++++ Records shown ++++

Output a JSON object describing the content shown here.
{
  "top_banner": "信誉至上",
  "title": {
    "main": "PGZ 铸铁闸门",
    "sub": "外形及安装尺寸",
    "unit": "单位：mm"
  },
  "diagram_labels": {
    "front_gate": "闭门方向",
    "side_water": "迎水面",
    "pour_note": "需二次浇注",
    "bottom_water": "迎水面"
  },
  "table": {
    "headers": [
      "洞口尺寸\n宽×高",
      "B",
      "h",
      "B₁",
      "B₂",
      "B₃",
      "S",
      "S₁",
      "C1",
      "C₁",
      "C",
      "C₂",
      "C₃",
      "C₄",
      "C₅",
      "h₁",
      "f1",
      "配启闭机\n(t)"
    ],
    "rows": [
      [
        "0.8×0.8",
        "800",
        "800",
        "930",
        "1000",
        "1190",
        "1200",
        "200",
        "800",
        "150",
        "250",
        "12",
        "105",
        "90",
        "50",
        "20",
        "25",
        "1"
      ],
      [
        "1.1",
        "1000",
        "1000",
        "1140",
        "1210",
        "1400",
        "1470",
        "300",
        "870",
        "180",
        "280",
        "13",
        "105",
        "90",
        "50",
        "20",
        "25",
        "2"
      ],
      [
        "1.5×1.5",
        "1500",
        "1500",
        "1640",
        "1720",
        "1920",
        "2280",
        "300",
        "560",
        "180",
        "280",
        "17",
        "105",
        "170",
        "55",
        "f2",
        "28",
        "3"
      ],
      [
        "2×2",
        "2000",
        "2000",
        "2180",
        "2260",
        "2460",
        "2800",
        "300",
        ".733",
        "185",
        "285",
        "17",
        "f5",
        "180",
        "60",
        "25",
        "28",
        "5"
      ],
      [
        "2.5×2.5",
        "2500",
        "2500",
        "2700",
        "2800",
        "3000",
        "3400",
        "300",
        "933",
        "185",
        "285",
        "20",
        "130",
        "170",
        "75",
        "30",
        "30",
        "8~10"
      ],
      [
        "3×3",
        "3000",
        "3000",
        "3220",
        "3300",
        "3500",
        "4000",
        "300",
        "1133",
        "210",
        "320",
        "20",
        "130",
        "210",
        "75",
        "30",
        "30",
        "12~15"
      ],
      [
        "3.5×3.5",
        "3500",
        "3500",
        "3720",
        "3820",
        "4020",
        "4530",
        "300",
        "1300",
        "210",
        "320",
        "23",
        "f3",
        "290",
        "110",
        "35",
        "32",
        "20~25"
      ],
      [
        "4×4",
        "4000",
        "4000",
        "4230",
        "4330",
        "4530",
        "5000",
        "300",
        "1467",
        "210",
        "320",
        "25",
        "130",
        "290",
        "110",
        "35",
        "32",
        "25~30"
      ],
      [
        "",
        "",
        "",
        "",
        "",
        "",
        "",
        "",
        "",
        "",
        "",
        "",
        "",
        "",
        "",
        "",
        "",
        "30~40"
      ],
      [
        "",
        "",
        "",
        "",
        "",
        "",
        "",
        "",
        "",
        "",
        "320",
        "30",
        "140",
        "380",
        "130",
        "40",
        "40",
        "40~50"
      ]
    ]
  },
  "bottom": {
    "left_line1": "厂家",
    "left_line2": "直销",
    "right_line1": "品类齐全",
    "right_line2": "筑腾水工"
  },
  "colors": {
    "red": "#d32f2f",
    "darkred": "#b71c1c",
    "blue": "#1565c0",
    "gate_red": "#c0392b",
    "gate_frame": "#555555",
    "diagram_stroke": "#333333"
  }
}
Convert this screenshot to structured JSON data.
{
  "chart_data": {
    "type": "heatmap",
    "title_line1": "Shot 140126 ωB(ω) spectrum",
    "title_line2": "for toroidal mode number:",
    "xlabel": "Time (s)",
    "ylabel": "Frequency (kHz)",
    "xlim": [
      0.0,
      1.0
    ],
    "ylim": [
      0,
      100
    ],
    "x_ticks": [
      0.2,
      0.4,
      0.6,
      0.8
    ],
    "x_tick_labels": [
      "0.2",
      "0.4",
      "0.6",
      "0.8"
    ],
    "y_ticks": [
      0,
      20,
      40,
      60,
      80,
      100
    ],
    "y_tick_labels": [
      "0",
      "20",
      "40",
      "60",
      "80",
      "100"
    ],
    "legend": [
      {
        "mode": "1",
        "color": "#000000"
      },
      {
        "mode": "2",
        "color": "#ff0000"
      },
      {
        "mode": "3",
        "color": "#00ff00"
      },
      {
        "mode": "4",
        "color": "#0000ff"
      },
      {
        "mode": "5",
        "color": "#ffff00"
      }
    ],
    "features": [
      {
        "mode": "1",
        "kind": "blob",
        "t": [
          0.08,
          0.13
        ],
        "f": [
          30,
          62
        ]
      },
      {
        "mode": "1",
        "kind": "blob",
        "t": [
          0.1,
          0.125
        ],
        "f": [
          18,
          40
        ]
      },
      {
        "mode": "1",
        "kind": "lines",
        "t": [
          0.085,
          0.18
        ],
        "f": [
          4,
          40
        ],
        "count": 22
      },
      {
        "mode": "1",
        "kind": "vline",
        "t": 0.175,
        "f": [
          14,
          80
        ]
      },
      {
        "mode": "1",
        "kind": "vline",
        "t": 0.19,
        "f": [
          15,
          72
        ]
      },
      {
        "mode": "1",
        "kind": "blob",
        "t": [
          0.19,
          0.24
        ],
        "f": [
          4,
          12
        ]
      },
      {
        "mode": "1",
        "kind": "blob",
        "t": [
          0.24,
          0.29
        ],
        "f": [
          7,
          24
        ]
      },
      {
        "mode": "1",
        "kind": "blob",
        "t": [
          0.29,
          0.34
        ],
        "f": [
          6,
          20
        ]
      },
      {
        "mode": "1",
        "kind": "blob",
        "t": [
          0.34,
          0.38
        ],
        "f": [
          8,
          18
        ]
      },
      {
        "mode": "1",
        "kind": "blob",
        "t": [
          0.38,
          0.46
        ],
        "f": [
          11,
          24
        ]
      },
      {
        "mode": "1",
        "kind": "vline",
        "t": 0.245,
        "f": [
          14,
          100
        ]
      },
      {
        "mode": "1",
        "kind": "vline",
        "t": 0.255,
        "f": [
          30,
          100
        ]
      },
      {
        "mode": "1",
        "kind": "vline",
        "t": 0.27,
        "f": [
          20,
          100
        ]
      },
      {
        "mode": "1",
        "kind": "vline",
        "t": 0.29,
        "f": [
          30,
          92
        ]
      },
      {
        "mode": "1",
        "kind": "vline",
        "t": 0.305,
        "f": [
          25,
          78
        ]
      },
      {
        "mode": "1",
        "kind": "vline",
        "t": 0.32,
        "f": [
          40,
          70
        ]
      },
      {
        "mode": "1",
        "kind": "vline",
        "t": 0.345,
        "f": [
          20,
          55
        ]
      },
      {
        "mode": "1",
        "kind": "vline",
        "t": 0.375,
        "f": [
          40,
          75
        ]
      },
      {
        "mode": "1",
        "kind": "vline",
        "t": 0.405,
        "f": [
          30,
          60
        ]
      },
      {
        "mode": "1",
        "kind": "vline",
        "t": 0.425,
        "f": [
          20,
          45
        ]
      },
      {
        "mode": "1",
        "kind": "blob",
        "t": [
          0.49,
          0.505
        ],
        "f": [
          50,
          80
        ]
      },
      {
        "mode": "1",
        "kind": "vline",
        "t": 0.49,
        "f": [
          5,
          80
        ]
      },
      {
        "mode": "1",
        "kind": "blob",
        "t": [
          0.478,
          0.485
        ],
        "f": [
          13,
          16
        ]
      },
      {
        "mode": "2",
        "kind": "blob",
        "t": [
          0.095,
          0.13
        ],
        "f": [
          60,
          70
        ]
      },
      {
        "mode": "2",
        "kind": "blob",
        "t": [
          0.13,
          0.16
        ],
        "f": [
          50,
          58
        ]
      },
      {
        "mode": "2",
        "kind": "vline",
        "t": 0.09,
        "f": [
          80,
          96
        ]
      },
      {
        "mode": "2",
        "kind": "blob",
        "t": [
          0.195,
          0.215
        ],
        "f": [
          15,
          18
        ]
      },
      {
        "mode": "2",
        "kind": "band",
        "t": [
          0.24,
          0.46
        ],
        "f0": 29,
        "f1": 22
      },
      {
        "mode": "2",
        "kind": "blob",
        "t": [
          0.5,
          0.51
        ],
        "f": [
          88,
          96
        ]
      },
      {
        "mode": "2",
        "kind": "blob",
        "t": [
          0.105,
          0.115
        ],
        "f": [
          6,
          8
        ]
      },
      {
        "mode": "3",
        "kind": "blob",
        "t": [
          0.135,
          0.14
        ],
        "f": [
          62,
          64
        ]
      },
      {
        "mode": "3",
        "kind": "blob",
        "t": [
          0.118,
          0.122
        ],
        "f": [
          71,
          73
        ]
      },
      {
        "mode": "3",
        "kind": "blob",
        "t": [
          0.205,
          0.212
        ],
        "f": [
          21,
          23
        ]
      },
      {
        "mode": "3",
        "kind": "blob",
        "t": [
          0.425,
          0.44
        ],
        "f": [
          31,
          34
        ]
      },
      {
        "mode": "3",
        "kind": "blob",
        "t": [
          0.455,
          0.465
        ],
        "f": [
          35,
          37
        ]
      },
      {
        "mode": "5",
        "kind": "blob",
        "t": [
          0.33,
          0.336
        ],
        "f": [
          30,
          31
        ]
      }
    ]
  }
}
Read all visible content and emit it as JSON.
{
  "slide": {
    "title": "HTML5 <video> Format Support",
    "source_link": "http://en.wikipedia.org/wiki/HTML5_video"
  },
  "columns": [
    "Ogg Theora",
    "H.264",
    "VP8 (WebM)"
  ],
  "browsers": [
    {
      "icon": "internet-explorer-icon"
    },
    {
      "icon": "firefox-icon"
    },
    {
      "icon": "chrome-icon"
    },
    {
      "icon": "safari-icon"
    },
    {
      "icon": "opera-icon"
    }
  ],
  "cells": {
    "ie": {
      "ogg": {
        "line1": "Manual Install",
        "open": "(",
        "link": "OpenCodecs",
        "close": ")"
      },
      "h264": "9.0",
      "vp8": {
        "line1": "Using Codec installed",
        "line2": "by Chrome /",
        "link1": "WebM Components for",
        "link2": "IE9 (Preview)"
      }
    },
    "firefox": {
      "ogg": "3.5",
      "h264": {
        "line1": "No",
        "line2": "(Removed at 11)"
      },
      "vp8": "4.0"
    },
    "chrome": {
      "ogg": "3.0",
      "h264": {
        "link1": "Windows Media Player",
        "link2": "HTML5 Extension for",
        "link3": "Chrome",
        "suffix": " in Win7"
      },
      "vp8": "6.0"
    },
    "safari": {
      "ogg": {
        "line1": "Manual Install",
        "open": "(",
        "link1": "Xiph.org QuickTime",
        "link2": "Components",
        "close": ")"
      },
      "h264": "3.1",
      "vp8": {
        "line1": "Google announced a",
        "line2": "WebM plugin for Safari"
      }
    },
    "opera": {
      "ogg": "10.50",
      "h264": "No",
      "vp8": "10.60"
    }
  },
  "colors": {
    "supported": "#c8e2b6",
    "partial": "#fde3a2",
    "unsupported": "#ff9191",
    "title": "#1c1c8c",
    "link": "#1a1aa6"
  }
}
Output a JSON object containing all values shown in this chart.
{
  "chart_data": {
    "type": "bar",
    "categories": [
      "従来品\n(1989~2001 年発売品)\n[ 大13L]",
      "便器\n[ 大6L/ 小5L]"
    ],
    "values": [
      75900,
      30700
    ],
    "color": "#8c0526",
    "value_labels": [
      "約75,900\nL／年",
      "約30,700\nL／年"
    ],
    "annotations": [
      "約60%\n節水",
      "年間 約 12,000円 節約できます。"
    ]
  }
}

++++

» Written instruction:
Locate each line containing the string "JSON" and show it.

» Answer to the exercise:
Output a JSON object describing the content shown here.
Convert this screenshot to structured JSON data.
Read all visible content and emit it as JSON.
Output a JSON object containing all values shown in this chart.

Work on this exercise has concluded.